# Excerpt to read

□ □ □ □ □

Prostheses and exoskeletons are nothing more than machines. However, as they interact very closely with humans, their interfaces have to fulfil a particular set of requirements.
The interaction can hardly be any closer: “We are literally working at the interface between humans and machines,” says Professor Claudio Castellini, professor of medical robotics at Friedrich-Alexander University Erlangen-Nuremberg (FAU). He and his team are researching how to further improve prostheses and make them more reliable. “Over the last few decades, significant advancements have been made in upper limb prosthesis technology.” Lifting a glass, clenching a fist, typing a phone number with an index finger – state-of-the-art robotic hands can already do remarkable things with the help of biomedical technology. Surface electromyography is used as a Human Machine Interface: skin electrodes detect the finest muscle movements on the remaining arm stump. These biosignals are converted and transmitted as electrical impulses to the prosthesis. Targeted Muscle Reinnervation (TMR) is a proven treatment method. In a surgical procedure, the nerves in the stump that previously controlled the arm and hand are reassigned a new function. They are extracted from the surrounding tissue and precisely connected to muscles in intact body regions. This allows the patient to control their future arm prosthesis via “thought signals”. When the user imagines moving their phantom arm, the nerves pass signals to the new target muscles, causing them to tense. This generates electrical signals in the millivolt range, which are measured by electrodes in the prosthesis shaft. A mini-computer analyses the signals and converts them into the intended movement. To move several joints simultaneously, TMR arm prostheses are equipped with up to six electrodes. This allows the user to control up to six movements through independent muscle signals. “The wearer controls the hand prosthesis independently with their arm stump,” explains Professor Castellini. “Through methods of pattern recognition and interactive machine learning, the human can also teach the prosthesis their individual needs when performing a gesture or movement.”

□ □ □ □ □

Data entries
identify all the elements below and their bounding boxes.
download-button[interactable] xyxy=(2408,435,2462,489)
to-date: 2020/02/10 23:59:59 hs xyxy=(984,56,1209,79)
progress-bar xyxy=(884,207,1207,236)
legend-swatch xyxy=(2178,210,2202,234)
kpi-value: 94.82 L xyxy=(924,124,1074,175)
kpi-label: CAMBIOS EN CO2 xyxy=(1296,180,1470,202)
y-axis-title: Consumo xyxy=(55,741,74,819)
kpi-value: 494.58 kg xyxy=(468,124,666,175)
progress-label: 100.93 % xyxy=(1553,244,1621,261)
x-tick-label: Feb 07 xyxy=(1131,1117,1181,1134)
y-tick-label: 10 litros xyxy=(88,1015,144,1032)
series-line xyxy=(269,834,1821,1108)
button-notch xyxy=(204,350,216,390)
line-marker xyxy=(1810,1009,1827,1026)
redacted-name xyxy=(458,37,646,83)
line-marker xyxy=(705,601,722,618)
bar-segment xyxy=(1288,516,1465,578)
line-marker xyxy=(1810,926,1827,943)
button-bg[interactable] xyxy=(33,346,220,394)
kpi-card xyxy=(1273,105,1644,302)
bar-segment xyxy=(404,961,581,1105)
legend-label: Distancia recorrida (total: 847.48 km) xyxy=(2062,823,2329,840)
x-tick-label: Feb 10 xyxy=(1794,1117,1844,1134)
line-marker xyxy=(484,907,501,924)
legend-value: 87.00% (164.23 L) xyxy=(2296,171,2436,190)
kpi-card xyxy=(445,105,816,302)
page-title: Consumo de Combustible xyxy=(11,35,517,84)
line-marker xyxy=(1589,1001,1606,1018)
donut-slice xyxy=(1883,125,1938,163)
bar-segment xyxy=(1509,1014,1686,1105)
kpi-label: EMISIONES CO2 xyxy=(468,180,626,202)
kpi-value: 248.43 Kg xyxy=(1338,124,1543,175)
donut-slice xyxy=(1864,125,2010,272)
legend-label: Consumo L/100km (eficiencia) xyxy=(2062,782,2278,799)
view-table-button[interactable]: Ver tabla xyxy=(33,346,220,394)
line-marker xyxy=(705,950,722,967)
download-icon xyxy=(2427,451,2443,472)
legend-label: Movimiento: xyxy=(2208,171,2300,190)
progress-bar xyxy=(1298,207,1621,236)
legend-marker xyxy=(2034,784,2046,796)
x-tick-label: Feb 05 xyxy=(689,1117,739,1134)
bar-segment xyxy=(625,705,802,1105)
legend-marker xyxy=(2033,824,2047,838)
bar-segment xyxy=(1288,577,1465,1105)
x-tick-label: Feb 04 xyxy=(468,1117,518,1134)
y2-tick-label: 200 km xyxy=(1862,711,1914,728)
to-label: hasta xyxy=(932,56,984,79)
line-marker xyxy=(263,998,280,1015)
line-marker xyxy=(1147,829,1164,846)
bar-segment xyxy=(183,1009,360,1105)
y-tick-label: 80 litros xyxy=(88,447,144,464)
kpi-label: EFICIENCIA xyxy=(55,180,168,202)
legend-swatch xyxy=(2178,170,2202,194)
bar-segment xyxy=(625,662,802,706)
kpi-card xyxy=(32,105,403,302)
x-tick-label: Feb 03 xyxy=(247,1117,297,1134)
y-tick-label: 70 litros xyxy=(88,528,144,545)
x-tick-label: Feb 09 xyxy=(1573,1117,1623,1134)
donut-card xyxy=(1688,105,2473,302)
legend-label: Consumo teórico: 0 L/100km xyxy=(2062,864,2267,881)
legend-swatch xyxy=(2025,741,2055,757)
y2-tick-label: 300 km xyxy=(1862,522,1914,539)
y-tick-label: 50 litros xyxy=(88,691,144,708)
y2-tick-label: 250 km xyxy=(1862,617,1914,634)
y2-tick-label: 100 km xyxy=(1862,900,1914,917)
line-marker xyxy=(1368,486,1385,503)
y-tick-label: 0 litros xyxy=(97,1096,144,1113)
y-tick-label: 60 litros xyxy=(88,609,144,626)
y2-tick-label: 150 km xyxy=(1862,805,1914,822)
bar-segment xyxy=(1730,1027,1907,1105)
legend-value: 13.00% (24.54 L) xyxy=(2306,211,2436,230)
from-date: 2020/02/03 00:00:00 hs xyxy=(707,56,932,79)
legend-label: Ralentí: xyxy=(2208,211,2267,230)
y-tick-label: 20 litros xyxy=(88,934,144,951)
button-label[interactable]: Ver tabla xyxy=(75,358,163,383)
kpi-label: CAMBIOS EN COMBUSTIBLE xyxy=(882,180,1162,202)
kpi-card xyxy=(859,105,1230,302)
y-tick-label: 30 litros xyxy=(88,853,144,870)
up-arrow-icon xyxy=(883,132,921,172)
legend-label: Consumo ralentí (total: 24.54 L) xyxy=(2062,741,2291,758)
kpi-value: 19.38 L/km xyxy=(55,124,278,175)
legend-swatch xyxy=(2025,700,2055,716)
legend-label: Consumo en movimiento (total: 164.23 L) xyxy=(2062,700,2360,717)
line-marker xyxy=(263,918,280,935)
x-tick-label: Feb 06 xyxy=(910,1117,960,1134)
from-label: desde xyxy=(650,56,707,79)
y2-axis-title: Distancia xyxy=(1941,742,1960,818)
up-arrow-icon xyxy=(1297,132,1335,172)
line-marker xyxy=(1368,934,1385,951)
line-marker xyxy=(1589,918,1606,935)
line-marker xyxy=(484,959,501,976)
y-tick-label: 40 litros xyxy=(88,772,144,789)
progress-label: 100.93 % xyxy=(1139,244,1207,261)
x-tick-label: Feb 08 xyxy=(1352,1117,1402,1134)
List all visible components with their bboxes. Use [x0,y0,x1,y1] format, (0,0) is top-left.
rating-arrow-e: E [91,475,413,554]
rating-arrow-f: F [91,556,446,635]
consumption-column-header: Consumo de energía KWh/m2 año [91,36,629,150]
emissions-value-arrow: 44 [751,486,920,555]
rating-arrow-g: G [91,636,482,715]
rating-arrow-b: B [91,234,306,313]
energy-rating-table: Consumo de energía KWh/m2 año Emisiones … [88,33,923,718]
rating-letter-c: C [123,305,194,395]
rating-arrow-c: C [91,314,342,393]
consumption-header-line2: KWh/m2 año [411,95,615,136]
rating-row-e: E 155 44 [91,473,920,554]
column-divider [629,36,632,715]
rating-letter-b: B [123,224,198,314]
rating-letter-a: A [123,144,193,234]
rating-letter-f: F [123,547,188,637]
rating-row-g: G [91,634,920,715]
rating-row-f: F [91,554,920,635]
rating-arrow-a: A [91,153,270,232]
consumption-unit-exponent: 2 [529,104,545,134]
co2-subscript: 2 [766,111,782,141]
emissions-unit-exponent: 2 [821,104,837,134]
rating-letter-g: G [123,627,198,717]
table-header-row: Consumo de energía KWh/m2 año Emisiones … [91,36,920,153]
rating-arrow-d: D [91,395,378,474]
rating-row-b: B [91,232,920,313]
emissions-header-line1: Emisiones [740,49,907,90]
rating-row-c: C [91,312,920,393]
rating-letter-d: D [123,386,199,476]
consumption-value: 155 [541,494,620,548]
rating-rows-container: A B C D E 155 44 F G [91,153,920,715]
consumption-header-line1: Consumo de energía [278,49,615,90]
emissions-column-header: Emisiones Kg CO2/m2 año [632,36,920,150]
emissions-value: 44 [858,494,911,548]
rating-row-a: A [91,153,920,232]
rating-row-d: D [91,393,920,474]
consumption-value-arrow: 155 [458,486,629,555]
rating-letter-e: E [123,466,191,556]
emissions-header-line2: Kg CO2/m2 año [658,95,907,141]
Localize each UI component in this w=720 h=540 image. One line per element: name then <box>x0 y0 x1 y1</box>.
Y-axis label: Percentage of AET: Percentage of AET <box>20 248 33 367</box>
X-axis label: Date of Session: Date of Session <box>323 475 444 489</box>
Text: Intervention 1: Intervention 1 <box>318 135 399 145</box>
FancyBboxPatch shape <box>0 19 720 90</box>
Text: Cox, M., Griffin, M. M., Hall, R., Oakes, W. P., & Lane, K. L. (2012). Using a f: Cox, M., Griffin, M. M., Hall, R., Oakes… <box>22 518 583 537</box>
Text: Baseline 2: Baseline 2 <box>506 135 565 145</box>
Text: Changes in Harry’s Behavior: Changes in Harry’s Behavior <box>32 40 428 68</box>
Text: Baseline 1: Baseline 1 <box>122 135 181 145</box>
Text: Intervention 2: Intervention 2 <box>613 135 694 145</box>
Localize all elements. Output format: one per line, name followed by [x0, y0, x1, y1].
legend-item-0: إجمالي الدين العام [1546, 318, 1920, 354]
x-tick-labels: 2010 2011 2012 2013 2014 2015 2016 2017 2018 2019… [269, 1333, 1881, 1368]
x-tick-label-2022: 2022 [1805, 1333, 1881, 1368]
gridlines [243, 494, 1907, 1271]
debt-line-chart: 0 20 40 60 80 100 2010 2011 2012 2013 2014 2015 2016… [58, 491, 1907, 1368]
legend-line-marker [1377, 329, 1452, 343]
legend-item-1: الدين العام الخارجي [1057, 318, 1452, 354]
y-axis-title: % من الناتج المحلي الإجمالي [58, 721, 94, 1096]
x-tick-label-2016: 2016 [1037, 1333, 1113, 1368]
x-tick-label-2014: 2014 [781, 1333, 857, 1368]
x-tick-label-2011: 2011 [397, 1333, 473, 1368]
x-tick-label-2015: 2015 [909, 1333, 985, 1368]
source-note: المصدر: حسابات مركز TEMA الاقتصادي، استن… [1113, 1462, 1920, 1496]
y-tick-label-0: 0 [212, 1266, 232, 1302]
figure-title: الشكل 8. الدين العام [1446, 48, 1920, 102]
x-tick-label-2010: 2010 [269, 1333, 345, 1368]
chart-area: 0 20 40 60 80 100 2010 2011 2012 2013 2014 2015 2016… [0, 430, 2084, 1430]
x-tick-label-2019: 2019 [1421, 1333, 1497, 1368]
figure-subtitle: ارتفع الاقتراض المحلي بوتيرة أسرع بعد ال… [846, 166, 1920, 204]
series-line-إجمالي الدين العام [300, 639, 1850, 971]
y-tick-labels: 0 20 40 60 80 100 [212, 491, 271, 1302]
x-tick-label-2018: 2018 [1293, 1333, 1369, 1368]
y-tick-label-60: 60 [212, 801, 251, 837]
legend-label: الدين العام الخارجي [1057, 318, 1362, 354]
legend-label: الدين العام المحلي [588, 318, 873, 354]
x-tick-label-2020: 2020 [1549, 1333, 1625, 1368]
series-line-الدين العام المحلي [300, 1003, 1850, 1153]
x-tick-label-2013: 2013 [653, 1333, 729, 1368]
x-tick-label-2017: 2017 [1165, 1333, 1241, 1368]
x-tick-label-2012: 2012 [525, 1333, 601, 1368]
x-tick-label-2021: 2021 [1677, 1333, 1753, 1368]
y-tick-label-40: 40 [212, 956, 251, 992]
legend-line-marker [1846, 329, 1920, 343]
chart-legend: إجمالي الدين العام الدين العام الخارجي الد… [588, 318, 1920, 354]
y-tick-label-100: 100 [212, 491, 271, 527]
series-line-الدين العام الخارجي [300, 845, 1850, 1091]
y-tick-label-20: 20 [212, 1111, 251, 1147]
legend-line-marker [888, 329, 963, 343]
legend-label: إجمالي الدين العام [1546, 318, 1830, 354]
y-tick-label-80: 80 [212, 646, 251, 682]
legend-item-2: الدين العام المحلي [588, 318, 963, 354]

□ □ □ □ □

# Exercise instructions
1. According to the prosthetics article, how many electrodes can TMR arm prostheses be equipped with?
2. Return the part of the prosthetics article that opens with the words containing "Prostheses and exoskeletons" and closes with "set of requirements.".
The listing is separate from the prosthetics article.

# Answer list
1. Up to six electrodes.

2.
Prostheses and exoskeletons are nothing more than machines. However, as they interact very closely with humans, their interfaces have to fulfil a particular set of requirements.